A run of records
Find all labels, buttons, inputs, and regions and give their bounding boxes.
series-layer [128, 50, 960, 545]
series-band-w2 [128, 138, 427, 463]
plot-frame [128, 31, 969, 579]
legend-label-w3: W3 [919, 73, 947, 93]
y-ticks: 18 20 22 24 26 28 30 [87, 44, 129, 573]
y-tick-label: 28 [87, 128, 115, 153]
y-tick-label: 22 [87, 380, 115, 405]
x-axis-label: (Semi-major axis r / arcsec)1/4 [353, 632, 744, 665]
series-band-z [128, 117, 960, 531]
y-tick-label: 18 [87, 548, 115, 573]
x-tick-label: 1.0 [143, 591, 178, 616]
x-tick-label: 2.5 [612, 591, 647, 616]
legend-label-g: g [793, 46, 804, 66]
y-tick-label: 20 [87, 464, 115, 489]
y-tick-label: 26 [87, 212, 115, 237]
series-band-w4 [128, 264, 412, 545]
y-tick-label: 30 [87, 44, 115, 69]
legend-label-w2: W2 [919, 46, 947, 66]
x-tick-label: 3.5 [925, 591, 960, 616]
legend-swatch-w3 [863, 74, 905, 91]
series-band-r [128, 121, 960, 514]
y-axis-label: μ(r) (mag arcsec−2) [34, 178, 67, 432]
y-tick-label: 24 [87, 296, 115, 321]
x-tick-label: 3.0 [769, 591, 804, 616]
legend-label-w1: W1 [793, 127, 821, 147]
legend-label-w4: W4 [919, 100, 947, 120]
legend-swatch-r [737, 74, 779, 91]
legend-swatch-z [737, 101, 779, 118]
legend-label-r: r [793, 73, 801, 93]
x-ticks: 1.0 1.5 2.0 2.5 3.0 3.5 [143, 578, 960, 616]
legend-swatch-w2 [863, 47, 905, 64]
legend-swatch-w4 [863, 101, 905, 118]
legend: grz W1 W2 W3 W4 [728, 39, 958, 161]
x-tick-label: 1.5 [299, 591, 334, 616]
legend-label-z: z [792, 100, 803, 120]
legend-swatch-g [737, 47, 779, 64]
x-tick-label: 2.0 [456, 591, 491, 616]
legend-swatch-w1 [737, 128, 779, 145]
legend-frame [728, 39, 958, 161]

_PROBLEM REQUIREMENTS:_ Please extract these lines exactly as they appear, covering every one of the records.

_CORRECT RESPONSE:_
Find all labels, buttons, inputs, and regions and give their bounding boxes.
series-layer [128, 50, 960, 545]
series-band-w2 [128, 138, 427, 463]
plot-frame [128, 31, 969, 579]
legend-label-w3: W3 [919, 73, 947, 93]
y-ticks: 18 20 22 24 26 28 30 [87, 44, 129, 573]
y-tick-label: 28 [87, 128, 115, 153]
y-tick-label: 22 [87, 380, 115, 405]
x-axis-label: (Semi-major axis r / arcsec)1/4 [353, 632, 744, 665]
series-band-z [128, 117, 960, 531]
y-tick-label: 18 [87, 548, 115, 573]
x-tick-label: 1.0 [143, 591, 178, 616]
x-tick-label: 2.5 [612, 591, 647, 616]
legend-label-g: g [793, 46, 804, 66]
y-tick-label: 20 [87, 464, 115, 489]
y-tick-label: 26 [87, 212, 115, 237]
series-band-w4 [128, 264, 412, 545]
y-tick-label: 30 [87, 44, 115, 69]
legend-label-w2: W2 [919, 46, 947, 66]
x-tick-label: 3.5 [925, 591, 960, 616]
legend-swatch-w3 [863, 74, 905, 91]
series-band-r [128, 121, 960, 514]
y-axis-label: μ(r) (mag arcsec−2) [34, 178, 67, 432]
y-tick-label: 24 [87, 296, 115, 321]
x-tick-label: 3.0 [769, 591, 804, 616]
legend-label-w1: W1 [793, 127, 821, 147]
legend-label-w4: W4 [919, 100, 947, 120]
legend-swatch-r [737, 74, 779, 91]
legend-swatch-z [737, 101, 779, 118]
legend-label-r: r [793, 73, 801, 93]
x-ticks: 1.0 1.5 2.0 2.5 3.0 3.5 [143, 578, 960, 616]
legend-swatch-w2 [863, 47, 905, 64]
legend-swatch-w4 [863, 101, 905, 118]
legend: grz W1 W2 W3 W4 [728, 39, 958, 161]
x-tick-label: 1.5 [299, 591, 334, 616]
legend-label-z: z [792, 100, 803, 120]
legend-swatch-g [737, 47, 779, 64]
x-tick-label: 2.0 [456, 591, 491, 616]
legend-swatch-w1 [737, 128, 779, 145]
legend-frame [728, 39, 958, 161]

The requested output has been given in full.